__Material for this exercise__:
|---|
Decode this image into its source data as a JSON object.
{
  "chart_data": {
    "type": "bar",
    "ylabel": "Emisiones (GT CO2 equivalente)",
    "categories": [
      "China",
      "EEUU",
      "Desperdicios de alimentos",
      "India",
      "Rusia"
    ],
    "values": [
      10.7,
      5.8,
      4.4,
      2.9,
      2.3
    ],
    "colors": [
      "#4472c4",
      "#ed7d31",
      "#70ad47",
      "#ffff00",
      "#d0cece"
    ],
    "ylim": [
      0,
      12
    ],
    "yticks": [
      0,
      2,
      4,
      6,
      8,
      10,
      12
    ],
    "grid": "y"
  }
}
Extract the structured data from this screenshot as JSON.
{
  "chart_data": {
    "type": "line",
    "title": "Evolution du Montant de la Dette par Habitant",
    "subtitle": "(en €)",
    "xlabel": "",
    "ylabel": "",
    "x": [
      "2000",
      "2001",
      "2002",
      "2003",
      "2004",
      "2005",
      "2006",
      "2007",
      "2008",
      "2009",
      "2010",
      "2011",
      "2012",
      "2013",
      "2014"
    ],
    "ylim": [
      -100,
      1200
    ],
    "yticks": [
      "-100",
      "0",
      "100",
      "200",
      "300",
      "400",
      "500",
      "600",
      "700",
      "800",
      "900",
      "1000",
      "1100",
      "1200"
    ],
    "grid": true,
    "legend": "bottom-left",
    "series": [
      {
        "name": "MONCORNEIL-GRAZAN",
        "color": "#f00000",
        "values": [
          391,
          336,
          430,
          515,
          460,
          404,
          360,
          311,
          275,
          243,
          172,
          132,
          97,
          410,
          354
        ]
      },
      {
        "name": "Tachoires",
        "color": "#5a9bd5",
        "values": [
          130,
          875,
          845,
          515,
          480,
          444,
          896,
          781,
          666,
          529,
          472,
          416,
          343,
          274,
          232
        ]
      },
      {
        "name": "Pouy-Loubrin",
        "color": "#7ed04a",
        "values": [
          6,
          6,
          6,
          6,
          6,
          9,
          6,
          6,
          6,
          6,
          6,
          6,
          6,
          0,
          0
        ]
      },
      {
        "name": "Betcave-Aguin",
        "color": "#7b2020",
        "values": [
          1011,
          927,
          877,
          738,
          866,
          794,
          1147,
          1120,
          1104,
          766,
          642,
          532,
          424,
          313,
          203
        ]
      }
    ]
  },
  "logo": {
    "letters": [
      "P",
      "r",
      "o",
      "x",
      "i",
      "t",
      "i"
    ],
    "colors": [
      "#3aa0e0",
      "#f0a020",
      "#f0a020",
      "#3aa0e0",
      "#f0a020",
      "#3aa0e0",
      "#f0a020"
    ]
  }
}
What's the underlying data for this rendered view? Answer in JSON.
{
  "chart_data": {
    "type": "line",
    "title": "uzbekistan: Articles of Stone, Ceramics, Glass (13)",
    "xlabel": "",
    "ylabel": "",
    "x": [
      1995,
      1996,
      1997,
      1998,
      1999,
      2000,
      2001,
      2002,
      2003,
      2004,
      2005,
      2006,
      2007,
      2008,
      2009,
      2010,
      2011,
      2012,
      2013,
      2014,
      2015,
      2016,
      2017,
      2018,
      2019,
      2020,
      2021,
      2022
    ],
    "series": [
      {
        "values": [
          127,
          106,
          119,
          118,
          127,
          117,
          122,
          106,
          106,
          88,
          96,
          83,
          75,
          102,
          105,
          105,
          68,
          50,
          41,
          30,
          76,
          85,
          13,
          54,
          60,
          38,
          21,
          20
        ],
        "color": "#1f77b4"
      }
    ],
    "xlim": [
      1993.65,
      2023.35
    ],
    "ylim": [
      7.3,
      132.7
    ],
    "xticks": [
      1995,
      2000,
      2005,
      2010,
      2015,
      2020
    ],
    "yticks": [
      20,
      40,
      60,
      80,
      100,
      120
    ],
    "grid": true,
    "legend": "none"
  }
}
|---|
From the entries above, return each line with the word "name" in it.

__Result below__:
        "name": "MONCORNEIL-GRAZAN",
        "name": "Tachoires",
        "name": "Pouy-Loubrin",
        "name": "Betcave-Aguin",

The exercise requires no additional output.